§ GIVEN REQUEST
Every record below should be transcribed exactly. Omit the images.

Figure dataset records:
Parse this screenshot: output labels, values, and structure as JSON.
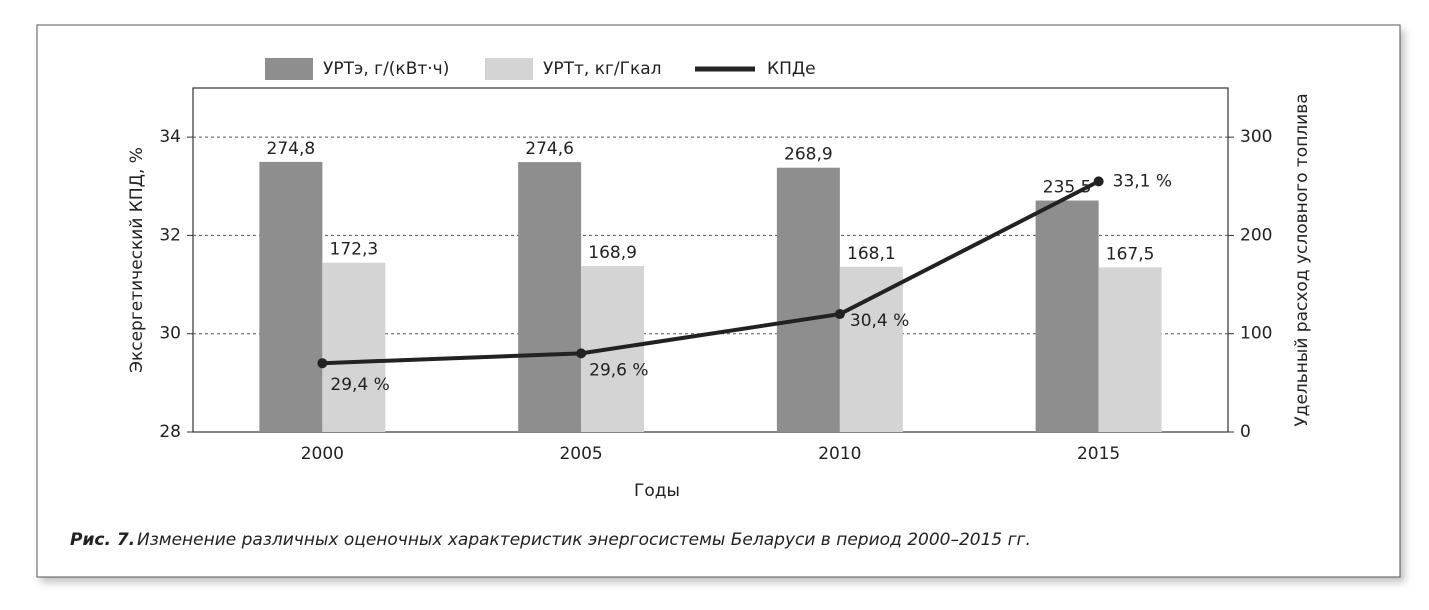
{
  "chart_data": {
    "type": "bar_line",
    "caption_label": "Рис. 7.",
    "caption": "Изменение различных оценочных характеристик энергосистемы Беларуси в период 2000–2015 гг.",
    "x_label": "Годы",
    "y_label": "Эксергетический КПД, %",
    "y2_label": "Удельный расход условного топлива",
    "categories": [
      "2000",
      "2005",
      "2010",
      "2015"
    ],
    "series": [
      {
        "name": "УРТэ, г/(кВт·ч)",
        "type": "bar",
        "axis": "y2",
        "color": "#8e8e8e",
        "values": [
          274.8,
          274.6,
          268.9,
          235.5
        ],
        "value_labels": [
          "274,8",
          "274,6",
          "268,9",
          "235,5"
        ]
      },
      {
        "name": "УРТт, кг/Гкал",
        "type": "bar",
        "axis": "y2",
        "color": "#d4d4d4",
        "values": [
          172.3,
          168.9,
          168.1,
          167.5
        ],
        "value_labels": [
          "172,3",
          "168,9",
          "168,1",
          "167,5"
        ]
      },
      {
        "name": "КПДе",
        "type": "line",
        "axis": "y",
        "color": "#222222",
        "values": [
          29.4,
          29.6,
          30.4,
          33.1
        ],
        "value_labels": [
          "29,4 %",
          "29,6 %",
          "30,4 %",
          "33,1 %"
        ]
      }
    ],
    "ylim": [
      28,
      35
    ],
    "yticks": [
      28,
      30,
      32,
      34
    ],
    "y2lim": [
      0,
      350
    ],
    "y2ticks": [
      0,
      100,
      200,
      300
    ],
    "grid": true,
    "legend": "top"
  }
}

§ ANSWER FOR THE TASK
Parse this screenshot: output labels, values, and structure as JSON.
{
  "chart_data": {
    "type": "bar_line",
    "caption_label": "Рис. 7.",
    "caption": "Изменение различных оценочных характеристик энергосистемы Беларуси в период 2000–2015 гг.",
    "x_label": "Годы",
    "y_label": "Эксергетический КПД, %",
    "y2_label": "Удельный расход условного топлива",
    "categories": [
      "2000",
      "2005",
      "2010",
      "2015"
    ],
    "series": [
      {
        "name": "УРТэ, г/(кВт·ч)",
        "type": "bar",
        "axis": "y2",
        "color": "#8e8e8e",
        "values": [
          274.8,
          274.6,
          268.9,
          235.5
        ],
        "value_labels": [
          "274,8",
          "274,6",
          "268,9",
          "235,5"
        ]
      },
      {
        "name": "УРТт, кг/Гкал",
        "type": "bar",
        "axis": "y2",
        "color": "#d4d4d4",
        "values": [
          172.3,
          168.9,
          168.1,
          167.5
        ],
        "value_labels": [
          "172,3",
          "168,9",
          "168,1",
          "167,5"
        ]
      },
      {
        "name": "КПДе",
        "type": "line",
        "axis": "y",
        "color": "#222222",
        "values": [
          29.4,
          29.6,
          30.4,
          33.1
        ],
        "value_labels": [
          "29,4 %",
          "29,6 %",
          "30,4 %",
          "33,1 %"
        ]
      }
    ],
    "ylim": [
      28,
      35
    ],
    "yticks": [
      28,
      30,
      32,
      34
    ],
    "y2lim": [
      0,
      350
    ],
    "y2ticks": [
      0,
      100,
      200,
      300
    ],
    "grid": true,
    "legend": "top"
  }
}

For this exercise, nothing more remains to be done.